Written task
In the records below, find the line containing "Read this page and output its text content.", then extract that line and all subsequent lines exactly, leaving out everything else.

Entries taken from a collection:
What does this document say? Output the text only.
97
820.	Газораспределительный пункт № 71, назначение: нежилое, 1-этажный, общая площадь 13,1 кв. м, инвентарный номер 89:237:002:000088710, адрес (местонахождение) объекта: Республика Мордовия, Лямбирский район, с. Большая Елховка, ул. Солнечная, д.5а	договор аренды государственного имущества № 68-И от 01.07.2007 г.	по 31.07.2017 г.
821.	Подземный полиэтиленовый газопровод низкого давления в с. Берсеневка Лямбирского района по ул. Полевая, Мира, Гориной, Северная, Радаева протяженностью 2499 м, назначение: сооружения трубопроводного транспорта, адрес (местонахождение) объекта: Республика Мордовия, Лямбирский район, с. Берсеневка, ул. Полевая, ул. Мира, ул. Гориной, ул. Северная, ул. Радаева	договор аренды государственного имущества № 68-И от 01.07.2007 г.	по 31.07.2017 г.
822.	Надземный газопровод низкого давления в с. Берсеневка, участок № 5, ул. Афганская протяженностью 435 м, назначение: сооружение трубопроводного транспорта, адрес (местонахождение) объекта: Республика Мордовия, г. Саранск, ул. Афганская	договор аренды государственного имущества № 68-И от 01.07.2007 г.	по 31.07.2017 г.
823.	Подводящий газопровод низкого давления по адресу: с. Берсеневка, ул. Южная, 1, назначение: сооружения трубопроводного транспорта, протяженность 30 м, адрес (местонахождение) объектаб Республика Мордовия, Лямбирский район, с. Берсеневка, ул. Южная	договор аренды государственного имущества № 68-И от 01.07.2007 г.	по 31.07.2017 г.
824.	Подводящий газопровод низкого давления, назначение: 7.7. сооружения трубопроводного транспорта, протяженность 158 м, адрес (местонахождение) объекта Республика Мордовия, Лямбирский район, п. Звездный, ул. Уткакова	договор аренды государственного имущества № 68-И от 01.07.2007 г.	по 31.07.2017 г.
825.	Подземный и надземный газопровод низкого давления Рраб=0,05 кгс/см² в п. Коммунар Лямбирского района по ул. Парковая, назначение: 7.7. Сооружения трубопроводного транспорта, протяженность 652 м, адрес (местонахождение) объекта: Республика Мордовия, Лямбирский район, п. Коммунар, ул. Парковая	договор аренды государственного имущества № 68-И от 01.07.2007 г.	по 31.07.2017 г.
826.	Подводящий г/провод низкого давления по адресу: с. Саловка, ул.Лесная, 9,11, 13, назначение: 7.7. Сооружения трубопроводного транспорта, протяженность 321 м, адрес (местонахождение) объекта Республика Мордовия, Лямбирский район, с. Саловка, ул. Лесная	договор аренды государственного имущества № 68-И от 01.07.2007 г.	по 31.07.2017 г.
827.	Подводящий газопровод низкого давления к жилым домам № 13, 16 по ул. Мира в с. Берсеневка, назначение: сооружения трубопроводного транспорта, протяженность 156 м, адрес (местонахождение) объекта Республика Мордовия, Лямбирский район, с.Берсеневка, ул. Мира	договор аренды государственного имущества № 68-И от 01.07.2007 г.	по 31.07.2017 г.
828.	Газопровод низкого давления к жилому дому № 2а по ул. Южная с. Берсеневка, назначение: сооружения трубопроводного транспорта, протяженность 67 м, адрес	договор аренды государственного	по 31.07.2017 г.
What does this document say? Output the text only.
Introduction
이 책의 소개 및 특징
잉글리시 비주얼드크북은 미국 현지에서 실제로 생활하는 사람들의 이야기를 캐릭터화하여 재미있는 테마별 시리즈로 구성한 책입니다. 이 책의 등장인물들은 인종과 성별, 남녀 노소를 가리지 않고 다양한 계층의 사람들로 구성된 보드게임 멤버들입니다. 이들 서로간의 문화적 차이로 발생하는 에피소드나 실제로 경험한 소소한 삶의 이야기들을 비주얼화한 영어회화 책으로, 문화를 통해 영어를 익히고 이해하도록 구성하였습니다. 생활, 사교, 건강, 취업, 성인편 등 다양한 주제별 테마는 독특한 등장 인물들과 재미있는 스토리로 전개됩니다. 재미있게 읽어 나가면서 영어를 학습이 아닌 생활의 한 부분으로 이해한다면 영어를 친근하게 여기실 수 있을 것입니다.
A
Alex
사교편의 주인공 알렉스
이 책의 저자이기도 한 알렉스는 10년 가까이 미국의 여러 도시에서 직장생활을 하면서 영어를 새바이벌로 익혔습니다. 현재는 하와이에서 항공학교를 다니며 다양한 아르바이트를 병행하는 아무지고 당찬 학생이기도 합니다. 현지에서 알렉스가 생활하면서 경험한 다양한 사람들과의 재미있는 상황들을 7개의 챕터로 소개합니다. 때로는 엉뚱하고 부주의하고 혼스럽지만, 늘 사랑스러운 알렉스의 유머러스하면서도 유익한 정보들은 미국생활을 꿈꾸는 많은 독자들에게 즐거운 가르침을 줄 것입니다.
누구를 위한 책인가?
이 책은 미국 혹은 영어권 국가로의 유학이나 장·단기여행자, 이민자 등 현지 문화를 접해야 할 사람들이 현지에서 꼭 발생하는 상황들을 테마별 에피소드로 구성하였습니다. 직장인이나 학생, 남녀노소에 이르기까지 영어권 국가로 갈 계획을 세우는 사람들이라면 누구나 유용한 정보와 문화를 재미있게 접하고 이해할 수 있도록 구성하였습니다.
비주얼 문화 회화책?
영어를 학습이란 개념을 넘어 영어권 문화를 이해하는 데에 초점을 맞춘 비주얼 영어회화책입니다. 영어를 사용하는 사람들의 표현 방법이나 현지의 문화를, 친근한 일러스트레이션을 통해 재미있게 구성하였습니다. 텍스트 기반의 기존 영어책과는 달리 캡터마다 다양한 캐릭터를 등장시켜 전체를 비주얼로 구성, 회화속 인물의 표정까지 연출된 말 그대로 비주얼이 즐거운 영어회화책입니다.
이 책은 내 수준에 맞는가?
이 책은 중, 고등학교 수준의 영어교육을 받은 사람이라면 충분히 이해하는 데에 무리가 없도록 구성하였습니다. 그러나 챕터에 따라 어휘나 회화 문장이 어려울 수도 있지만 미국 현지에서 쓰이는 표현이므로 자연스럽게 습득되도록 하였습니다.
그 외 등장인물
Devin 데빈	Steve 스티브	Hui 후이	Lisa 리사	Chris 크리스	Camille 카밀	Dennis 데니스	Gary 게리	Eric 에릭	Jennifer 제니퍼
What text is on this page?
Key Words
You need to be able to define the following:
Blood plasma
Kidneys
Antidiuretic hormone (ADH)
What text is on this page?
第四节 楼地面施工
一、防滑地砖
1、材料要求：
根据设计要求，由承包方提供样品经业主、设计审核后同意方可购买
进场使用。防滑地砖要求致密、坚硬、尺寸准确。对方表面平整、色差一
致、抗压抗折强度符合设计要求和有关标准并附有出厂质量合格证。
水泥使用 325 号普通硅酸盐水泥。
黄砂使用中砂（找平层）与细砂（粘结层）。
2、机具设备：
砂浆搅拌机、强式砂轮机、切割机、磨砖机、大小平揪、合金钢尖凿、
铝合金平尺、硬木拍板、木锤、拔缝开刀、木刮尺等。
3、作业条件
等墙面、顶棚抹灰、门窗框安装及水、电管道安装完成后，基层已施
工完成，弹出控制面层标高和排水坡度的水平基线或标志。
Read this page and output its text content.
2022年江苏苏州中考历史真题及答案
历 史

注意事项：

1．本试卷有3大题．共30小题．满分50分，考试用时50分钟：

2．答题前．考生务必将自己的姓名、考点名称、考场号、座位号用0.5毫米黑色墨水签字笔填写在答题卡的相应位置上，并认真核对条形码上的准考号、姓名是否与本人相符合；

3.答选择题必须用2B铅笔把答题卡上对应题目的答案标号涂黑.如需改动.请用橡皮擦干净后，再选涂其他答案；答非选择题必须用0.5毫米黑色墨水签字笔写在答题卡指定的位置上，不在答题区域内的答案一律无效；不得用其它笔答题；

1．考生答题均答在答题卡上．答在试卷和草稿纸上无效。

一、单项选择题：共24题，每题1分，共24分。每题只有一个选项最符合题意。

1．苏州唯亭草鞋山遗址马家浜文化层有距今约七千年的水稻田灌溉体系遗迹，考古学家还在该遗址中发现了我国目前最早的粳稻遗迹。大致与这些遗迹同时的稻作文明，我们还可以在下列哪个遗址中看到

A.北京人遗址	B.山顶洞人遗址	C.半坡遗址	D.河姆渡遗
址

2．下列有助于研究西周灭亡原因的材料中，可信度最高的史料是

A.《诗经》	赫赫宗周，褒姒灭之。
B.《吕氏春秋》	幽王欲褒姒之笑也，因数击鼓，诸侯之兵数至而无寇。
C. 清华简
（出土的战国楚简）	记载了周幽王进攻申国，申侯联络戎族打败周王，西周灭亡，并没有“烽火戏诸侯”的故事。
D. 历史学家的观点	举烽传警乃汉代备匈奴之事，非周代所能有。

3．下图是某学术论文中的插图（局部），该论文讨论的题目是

Response to this exercise
Read this page and output its text content.
2022年江苏苏州中考历史真题及答案
历 史

注意事项：

1．本试卷有3大题．共30小题．满分50分，考试用时50分钟：

2．答题前．考生务必将自己的姓名、考点名称、考场号、座位号用0.5毫米黑色墨水签字笔填写在答题卡的相应位置上，并认真核对条形码上的准考号、姓名是否与本人相符合；

3.答选择题必须用2B铅笔把答题卡上对应题目的答案标号涂黑.如需改动.请用橡皮擦干净后，再选涂其他答案；答非选择题必须用0.5毫米黑色墨水签字笔写在答题卡指定的位置上，不在答题区域内的答案一律无效；不得用其它笔答题；

1．考生答题均答在答题卡上．答在试卷和草稿纸上无效。

一、单项选择题：共24题，每题1分，共24分。每题只有一个选项最符合题意。

1．苏州唯亭草鞋山遗址马家浜文化层有距今约七千年的水稻田灌溉体系遗迹，考古学家还在该遗址中发现了我国目前最早的粳稻遗迹。大致与这些遗迹同时的稻作文明，我们还可以在下列哪个遗址中看到

A.北京人遗址	B.山顶洞人遗址	C.半坡遗址	D.河姆渡遗
址

2．下列有助于研究西周灭亡原因的材料中，可信度最高的史料是

A.《诗经》	赫赫宗周，褒姒灭之。
B.《吕氏春秋》	幽王欲褒姒之笑也，因数击鼓，诸侯之兵数至而无寇。
C. 清华简
（出土的战国楚简）	记载了周幽王进攻申国，申侯联络戎族打败周王，西周灭亡，并没有“烽火戏诸侯”的故事。
D. 历史学家的观点	举烽传警乃汉代备匈奴之事，非周代所能有。

3．下图是某学术论文中的插图（局部），该论文讨论的题目是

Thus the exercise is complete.